# Objective 1
Copy out word for word the part of the patch email that opens with the words containing "On Tue, 2024-10-01" and closes with "or the content.".
# Objective 2
According to the patch email, what SCSI result do OCS: ABORTED and OCS_INVALID_COMMAND_STATUS both return after the change?
# Objective 3
List every case label in the switch statement shown in the patch email's diff of ufshcd_transfer_rsp_status.

# Excerpt
┌──

Peter Wang (王信友) Oct. 2, 2024, 12:42 p.m. UTC | #2

On Tue, 2024-10-01 at 10:13 -0700, Bart Van Assche wrote:
>  	 
> External email : Please do not click links or open attachments until
> you have verified the sender or the content.
>  On 10/1/24 2:19 AM, peter.wang@mediatek.com wrote:
> > From: Peter Wang <peter.wang@mediatek.com>
> > 
> > After the SQ cleanup fix, the CQ will receive a response with
> > the corresponding tag marked as OCS: ABORTED. To align with
> > the behavior of Legacy SDB mode, the handling of OCS: ABORTED
> > has been changed to match that of OCS_INVALID_COMMAND_STATUS
> > (SDB), with both returning a SCSI result of DID_REQUEUE.
> > 
> > Furthermore, the workaround implemented before the SQ cleanup
> > fix can be removed.
> > 
> > Fixes: ab248643d3d6 ("scsi: ufs: core: Add error handling for MCQ
> mode")
> > Cc: stable@vger.kernel.org
> > Signed-off-by: Peter Wang <peter.wang@mediatek.com>
> > ---
> >   drivers/ufs/core/ufshcd.c | 20 ++++----------------
> >   1 file changed, 4 insertions(+), 16 deletions(-)
> > 
> > diff --git a/drivers/ufs/core/ufshcd.c b/drivers/ufs/core/ufshcd.c
> > index 24a32e2fd75e..8e2a7889a565 100644
> > --- a/drivers/ufs/core/ufshcd.c
> > +++ b/drivers/ufs/core/ufshcd.c
> > @@ -5417,10 +5417,12 @@ ufshcd_transfer_rsp_status(struct ufs_hba
> *hba, struct ufshcd_lrb *lrbp,
> >   }
> >   break;
> >   case OCS_ABORTED:
> > -result |= DID_ABORT << 16;
> > -break;
> >   case OCS_INVALID_COMMAND_STATUS:
> >   result |= DID_REQUEUE << 16;
> > +dev_warn(hba->dev,
> > +"OCS %s from controller for tag %d\n",
> > +(ocs == OCS_ABORTED? "aborted" : "invalid"),
> > +lrbp->task_tag);
> >   break;
> >   case OCS_INVALID_CMD_TABLE_ATTR:
> >   case OCS_INVALID_PRDT_ATTR:
> > @@ -6466,26 +6468,12 @@ static bool ufshcd_abort_one(struct request
> *rq, void *priv)
> >   struct scsi_device *sdev = cmd->device;
> >   struct Scsi_Host *shost = sdev->host;
> >   struct ufs_hba *hba = shost_priv(shost);
> > -struct ufshcd_lrb *lrbp = &hba->lrb[tag];
> > -struct ufs_hw_queue *hwq;
> > -unsigned long flags;
> >   
> >   *ret = ufshcd_try_to_abort_task(hba, tag);
> >   dev_err(hba->dev, "Aborting tag %d / CDB %#02x %s\n", tag,
> >   hba->lrb[tag].cmd ? hba->lrb[tag].cmd->cmnd[0] : -1,
> >   *ret ? "failed" : "succeeded");
> >   
> > -/* Release cmd in MCQ mode if abort succeeds */
> > -if (hba->mcq_enabled && (*ret == 0)) {
> > -hwq = ufshcd_mcq_req_to_hwq(hba, scsi_cmd_to_rq(lrbp->cmd));
> > -if (!hwq)

└──

# Data entries
┌──

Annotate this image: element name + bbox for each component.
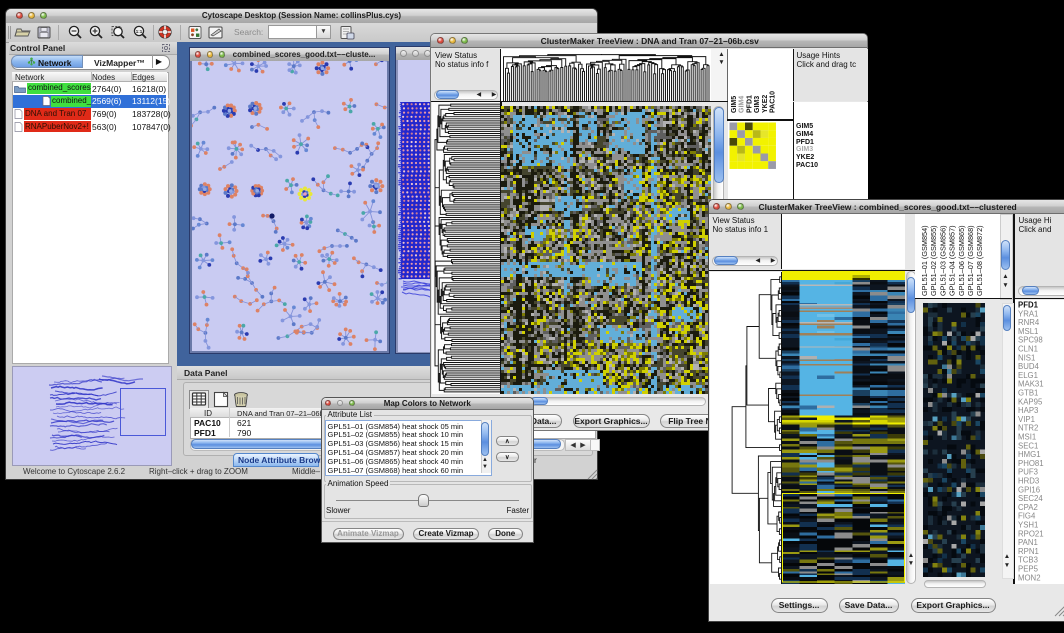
svg-text:GPL51–03 (GSM856): GPL51–03 (GSM856) bbox=[938, 225, 947, 296]
svg-text:MAK31: MAK31 bbox=[1018, 379, 1044, 388]
svg-text:NTR2: NTR2 bbox=[1018, 423, 1038, 432]
svg-text:PHO81: PHO81 bbox=[1018, 458, 1044, 467]
svg-text:GPI16: GPI16 bbox=[1018, 485, 1040, 494]
svg-text:MON2: MON2 bbox=[1018, 573, 1041, 582]
svg-text:SEC1: SEC1 bbox=[1018, 441, 1038, 450]
svg-text:ELG1: ELG1 bbox=[1018, 370, 1038, 379]
svg-text:PAC10: PAC10 bbox=[770, 90, 777, 112]
svg-text:YKE2: YKE2 bbox=[762, 94, 769, 112]
svg-text:PEP5: PEP5 bbox=[1018, 564, 1039, 573]
svg-text:NIS1: NIS1 bbox=[1018, 353, 1035, 362]
svg-text:RPN1: RPN1 bbox=[1018, 546, 1039, 555]
svg-text:HAP3: HAP3 bbox=[1018, 406, 1038, 415]
svg-text:BUD4: BUD4 bbox=[1018, 362, 1039, 371]
svg-text:HRD3: HRD3 bbox=[1018, 476, 1039, 485]
svg-text:CPA2: CPA2 bbox=[1018, 502, 1038, 511]
svg-text:KAP95: KAP95 bbox=[1018, 397, 1043, 406]
svg-text:RNR4: RNR4 bbox=[1018, 318, 1040, 327]
svg-text:GIM3: GIM3 bbox=[754, 95, 761, 112]
svg-text:GPL51–08 (GSM872): GPL51–08 (GSM872) bbox=[975, 225, 984, 296]
svg-text:PFD1: PFD1 bbox=[746, 95, 753, 113]
svg-text:PUF3: PUF3 bbox=[1018, 467, 1038, 476]
svg-text:SEC24: SEC24 bbox=[1018, 494, 1043, 503]
svg-text:YSH1: YSH1 bbox=[1018, 520, 1038, 529]
svg-text:GPL51–06 (GSM865): GPL51–06 (GSM865) bbox=[957, 225, 966, 296]
svg-text:RPO21: RPO21 bbox=[1018, 529, 1044, 538]
svg-text:GPL51–07 (GSM868): GPL51–07 (GSM868) bbox=[966, 225, 975, 296]
svg-text:FIG4: FIG4 bbox=[1018, 511, 1036, 520]
svg-text:GTB1: GTB1 bbox=[1018, 388, 1038, 397]
svg-text:MSI1: MSI1 bbox=[1018, 432, 1036, 441]
svg-text:1:1: 1:1 bbox=[136, 29, 143, 34]
svg-text:CLN1: CLN1 bbox=[1018, 344, 1038, 353]
svg-text:TCB3: TCB3 bbox=[1018, 555, 1038, 564]
svg-text:PFD1: PFD1 bbox=[1018, 300, 1039, 309]
svg-text:GIM4: GIM4 bbox=[739, 95, 746, 112]
svg-text:GPL51–01 (GSM854): GPL51–01 (GSM854) bbox=[920, 225, 929, 296]
svg-text:YRA1: YRA1 bbox=[1018, 309, 1038, 318]
svg-text:VIP1: VIP1 bbox=[1018, 414, 1035, 423]
svg-text:GIM5: GIM5 bbox=[731, 95, 738, 112]
svg-text:SPC98: SPC98 bbox=[1018, 335, 1043, 344]
svg-text:PAN1: PAN1 bbox=[1018, 538, 1038, 547]
svg-text:GPL51–04 (GSM857): GPL51–04 (GSM857) bbox=[948, 225, 957, 296]
svg-text:GPL51–02 (GSM855): GPL51–02 (GSM855) bbox=[929, 225, 938, 296]
svg-text:MSL1: MSL1 bbox=[1018, 326, 1038, 335]
svg-text:HMG1: HMG1 bbox=[1018, 450, 1041, 459]
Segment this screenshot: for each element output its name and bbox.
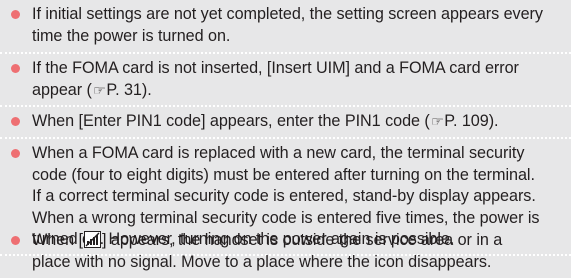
bullet-icon [11,236,20,245]
note-item-foma-card-missing: If the FOMA card is not inserted, [Inser… [0,58,571,101]
bullet-icon [11,149,20,158]
page-reference-icon: ☞ [429,113,445,129]
dotted-divider [0,137,571,139]
note-text-line: When a FOMA card is replaced with a new … [32,144,525,162]
note-text-line: code (four to eight digits) must be ente… [32,165,535,184]
note-text-line: If a correct terminal security code is e… [32,187,536,206]
note-text-line: place with no signal. Move to a place wh… [32,252,492,271]
note-text-line: When [Enter PIN1 code] appears, enter th… [32,111,565,133]
out-of-service-icon [83,231,101,248]
note-text-line: When a wrong terminal security code is e… [32,208,540,227]
note-item-initial-settings: If initial settings are not yet complete… [0,4,571,47]
bullet-icon [11,10,20,19]
bullet-icon [11,117,20,126]
dotted-divider [0,105,571,107]
note-item-out-of-service: When [ ] appears, the handset is outside… [0,230,571,273]
note-text-line: If initial settings are not yet complete… [32,5,543,23]
note-text-line: appear (☞P. 31). [32,80,565,102]
note-text-line: When [ ] appears, the handset is outside… [32,231,503,249]
notes-box: If initial settings are not yet complete… [0,0,571,278]
dotted-divider [0,52,571,54]
page-reference-icon: ☞ [91,81,107,98]
bullet-icon [11,64,20,73]
note-item-pin1-code: When [Enter PIN1 code] appears, enter th… [0,111,571,133]
note-text-line: time the power is turned on. [32,26,231,45]
note-text-line: If the FOMA card is not inserted, [Inser… [32,59,519,77]
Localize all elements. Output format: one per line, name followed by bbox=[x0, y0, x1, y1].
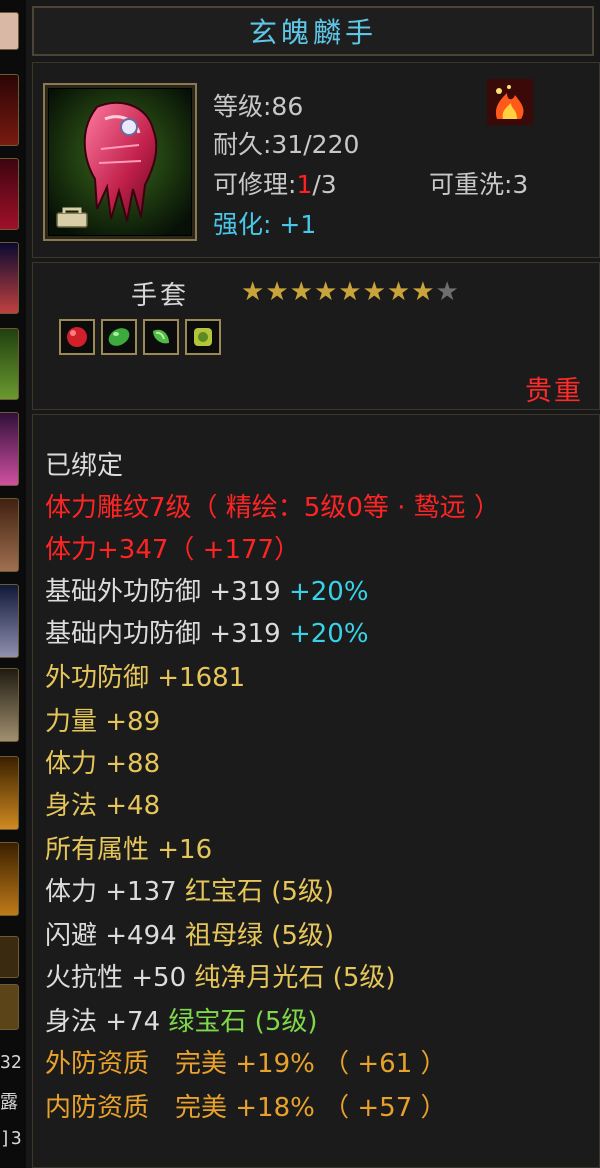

└──

# Task answer 1
On Tue, 2024-10-01 at 10:13 -0700, Bart Van Assche wrote:
>  	 
> External email : Please do not click links or open attachments until
> you have verified the sender or the content.

# Task answer 2
DID_REQUEUE

# Task answer 3
OCS_ABORTED
OCS_INVALID_COMMAND_STATUS
OCS_INVALID_CMD_TABLE_ATTR
OCS_INVALID_PRDT_ATTR